__MATERIALS PROVIDED__.
--
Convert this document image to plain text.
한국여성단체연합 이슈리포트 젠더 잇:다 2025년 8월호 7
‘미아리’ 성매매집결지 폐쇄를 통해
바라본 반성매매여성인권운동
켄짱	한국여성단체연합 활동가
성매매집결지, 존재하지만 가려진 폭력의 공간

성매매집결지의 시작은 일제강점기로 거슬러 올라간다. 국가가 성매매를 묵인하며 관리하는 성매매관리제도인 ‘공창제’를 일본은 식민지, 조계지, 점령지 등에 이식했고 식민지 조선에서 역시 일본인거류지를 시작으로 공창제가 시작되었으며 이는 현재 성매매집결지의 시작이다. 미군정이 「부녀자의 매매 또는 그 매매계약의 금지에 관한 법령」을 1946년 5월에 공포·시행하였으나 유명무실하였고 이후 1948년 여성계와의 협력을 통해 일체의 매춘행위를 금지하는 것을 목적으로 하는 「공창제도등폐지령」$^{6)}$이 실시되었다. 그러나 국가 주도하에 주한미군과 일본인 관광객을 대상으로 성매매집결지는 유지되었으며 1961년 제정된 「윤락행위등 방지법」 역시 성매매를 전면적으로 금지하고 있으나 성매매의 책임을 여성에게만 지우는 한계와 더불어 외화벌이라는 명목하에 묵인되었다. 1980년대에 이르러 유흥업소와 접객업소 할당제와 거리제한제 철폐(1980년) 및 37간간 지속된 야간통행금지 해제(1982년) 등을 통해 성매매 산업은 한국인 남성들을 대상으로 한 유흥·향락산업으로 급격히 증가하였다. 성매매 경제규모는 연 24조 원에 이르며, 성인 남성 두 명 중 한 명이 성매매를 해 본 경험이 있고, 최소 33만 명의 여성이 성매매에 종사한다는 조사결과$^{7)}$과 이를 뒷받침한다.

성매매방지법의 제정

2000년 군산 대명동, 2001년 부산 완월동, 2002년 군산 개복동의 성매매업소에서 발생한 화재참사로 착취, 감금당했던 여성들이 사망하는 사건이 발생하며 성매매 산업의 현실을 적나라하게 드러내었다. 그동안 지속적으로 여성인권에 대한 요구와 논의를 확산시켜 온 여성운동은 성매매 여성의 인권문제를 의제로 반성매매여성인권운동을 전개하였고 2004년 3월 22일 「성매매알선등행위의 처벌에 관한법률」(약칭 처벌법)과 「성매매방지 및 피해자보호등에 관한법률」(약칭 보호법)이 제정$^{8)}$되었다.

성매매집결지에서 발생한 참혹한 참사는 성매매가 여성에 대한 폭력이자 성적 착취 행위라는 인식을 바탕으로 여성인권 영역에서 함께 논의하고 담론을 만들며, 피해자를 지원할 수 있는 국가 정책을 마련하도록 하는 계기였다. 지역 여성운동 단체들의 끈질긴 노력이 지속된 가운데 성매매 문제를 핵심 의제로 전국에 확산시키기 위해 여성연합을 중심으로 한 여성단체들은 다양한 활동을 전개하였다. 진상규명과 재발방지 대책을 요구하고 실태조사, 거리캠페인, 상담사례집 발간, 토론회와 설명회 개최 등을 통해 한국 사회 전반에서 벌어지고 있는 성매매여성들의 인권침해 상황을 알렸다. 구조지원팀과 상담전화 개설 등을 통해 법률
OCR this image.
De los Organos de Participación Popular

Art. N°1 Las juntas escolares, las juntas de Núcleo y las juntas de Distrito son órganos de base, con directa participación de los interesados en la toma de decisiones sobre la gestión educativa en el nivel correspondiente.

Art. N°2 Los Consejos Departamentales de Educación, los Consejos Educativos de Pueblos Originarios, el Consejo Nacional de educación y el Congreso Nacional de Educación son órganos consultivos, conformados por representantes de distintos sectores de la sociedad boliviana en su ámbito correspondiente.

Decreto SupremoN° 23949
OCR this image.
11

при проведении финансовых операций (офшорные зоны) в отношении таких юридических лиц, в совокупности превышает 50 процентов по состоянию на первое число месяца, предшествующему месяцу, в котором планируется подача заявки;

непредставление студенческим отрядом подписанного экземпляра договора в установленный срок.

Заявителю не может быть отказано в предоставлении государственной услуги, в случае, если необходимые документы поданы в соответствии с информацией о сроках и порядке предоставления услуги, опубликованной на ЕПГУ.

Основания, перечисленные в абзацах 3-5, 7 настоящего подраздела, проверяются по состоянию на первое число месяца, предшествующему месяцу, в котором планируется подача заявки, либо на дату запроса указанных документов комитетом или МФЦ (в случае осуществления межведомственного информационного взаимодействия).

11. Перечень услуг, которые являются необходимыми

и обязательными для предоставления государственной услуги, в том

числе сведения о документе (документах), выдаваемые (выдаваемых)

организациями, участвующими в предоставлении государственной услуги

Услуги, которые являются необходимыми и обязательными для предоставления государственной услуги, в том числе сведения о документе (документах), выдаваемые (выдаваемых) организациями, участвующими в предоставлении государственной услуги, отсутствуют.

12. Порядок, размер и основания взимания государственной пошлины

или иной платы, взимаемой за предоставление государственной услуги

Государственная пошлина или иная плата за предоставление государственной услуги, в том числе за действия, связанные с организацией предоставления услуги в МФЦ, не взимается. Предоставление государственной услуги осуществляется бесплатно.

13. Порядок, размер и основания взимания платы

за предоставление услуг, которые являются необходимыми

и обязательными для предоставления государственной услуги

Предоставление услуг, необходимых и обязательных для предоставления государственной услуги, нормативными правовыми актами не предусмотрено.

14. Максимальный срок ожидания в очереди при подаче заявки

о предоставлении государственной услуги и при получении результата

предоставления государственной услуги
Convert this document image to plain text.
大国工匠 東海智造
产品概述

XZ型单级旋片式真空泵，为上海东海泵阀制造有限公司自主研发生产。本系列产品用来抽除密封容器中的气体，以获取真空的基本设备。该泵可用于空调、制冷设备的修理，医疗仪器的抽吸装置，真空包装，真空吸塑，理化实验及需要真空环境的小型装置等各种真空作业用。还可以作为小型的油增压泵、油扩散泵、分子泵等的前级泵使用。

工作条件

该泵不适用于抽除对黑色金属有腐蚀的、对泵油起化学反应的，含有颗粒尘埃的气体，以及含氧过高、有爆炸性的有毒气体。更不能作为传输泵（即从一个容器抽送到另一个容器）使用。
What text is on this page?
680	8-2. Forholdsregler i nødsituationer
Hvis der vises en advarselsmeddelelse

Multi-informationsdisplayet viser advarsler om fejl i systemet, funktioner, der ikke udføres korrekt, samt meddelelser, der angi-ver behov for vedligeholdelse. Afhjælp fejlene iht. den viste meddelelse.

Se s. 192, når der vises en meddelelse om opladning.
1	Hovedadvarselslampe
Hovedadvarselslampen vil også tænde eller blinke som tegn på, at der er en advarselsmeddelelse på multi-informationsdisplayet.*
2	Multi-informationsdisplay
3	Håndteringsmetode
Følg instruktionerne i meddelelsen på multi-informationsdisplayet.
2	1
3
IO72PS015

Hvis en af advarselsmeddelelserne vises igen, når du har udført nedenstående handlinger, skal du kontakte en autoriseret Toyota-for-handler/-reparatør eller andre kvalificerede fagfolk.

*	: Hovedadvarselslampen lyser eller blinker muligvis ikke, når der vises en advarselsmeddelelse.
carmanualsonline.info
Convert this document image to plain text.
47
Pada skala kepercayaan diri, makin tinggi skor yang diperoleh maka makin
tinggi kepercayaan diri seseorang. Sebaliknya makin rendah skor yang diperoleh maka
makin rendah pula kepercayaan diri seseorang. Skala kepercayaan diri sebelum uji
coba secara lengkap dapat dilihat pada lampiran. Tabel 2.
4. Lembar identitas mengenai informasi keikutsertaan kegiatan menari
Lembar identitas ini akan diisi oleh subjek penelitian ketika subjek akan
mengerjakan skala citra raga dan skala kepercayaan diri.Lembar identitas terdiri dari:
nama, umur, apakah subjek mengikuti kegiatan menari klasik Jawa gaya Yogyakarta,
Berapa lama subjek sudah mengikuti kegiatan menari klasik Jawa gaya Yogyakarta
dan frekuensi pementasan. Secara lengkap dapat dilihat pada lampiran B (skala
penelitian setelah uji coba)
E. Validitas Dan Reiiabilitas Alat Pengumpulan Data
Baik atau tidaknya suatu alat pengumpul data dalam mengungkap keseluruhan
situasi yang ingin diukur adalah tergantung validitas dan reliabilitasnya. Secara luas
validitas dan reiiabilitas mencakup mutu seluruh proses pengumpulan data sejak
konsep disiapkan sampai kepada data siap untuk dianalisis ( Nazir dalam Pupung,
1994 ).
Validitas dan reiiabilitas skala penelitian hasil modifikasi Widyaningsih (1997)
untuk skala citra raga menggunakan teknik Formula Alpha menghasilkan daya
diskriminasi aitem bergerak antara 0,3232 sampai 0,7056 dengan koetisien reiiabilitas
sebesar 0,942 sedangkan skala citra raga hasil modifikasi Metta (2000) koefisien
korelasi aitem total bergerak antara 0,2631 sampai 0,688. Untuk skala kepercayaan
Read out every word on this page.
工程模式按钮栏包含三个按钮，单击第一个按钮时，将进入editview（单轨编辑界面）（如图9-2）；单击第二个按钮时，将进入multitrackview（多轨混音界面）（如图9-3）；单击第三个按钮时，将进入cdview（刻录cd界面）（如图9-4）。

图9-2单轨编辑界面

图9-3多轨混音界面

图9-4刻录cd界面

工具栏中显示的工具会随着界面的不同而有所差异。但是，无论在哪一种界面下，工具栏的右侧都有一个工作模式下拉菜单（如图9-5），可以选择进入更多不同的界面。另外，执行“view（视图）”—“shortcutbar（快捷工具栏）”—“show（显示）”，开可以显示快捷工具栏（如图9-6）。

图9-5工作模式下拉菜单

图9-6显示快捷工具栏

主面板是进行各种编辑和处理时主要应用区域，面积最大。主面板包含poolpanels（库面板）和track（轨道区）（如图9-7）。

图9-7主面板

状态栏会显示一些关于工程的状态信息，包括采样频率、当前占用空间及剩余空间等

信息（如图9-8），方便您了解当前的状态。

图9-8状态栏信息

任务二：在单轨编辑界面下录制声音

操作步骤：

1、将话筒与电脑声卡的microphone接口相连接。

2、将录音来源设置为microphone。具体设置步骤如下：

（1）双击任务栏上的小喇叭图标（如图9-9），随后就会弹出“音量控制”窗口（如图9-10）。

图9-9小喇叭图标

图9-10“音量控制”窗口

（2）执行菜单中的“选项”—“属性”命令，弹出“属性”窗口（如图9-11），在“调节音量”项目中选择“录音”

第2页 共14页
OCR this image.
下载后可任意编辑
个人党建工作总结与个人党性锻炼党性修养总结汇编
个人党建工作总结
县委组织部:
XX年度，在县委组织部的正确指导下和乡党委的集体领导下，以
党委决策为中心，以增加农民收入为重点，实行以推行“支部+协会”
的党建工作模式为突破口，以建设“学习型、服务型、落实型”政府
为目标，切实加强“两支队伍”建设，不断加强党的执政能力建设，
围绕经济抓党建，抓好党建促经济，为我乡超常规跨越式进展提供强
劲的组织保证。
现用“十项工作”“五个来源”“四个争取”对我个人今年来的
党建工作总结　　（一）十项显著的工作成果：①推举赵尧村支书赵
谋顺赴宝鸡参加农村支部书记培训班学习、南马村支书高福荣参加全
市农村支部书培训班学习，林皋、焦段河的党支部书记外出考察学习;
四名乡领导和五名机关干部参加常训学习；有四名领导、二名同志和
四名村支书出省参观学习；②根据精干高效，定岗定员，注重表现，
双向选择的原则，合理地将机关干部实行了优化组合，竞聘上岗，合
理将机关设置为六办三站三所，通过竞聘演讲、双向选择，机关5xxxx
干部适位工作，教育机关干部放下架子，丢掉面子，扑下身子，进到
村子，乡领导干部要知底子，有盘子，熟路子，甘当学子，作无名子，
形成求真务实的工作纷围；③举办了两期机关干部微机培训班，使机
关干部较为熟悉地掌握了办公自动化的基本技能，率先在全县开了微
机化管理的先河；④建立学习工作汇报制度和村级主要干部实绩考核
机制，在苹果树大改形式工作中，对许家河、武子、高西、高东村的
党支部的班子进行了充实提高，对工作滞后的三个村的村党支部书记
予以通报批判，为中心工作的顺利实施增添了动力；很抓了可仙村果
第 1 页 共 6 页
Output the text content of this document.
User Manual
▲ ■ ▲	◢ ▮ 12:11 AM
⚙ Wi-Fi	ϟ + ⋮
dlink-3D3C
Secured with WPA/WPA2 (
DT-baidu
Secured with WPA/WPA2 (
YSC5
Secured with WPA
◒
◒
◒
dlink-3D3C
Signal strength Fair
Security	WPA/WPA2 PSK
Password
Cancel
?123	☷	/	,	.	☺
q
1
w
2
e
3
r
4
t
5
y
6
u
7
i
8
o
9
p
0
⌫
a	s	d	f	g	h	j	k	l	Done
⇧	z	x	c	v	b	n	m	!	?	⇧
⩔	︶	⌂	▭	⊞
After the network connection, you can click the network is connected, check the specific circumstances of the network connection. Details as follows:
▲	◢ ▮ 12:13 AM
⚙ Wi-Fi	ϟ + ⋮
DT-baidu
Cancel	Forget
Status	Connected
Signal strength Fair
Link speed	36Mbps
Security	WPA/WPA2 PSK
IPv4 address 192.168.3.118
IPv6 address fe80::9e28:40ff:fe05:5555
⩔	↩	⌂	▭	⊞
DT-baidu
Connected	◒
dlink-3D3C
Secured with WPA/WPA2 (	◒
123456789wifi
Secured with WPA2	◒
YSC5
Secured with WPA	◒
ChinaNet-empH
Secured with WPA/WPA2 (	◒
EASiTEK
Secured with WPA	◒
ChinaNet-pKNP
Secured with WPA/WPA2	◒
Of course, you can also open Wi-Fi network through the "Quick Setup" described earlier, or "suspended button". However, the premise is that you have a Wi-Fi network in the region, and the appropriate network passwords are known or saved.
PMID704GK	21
--
__REQUIREMENT__. Copy every line above in which the string "한국여성단체연합" shows up.

__CORRECT RESULT__.
한국여성단체연합 이슈리포트 젠더 잇:다 2025년 8월호 7
켄짱	한국여성단체연합 활동가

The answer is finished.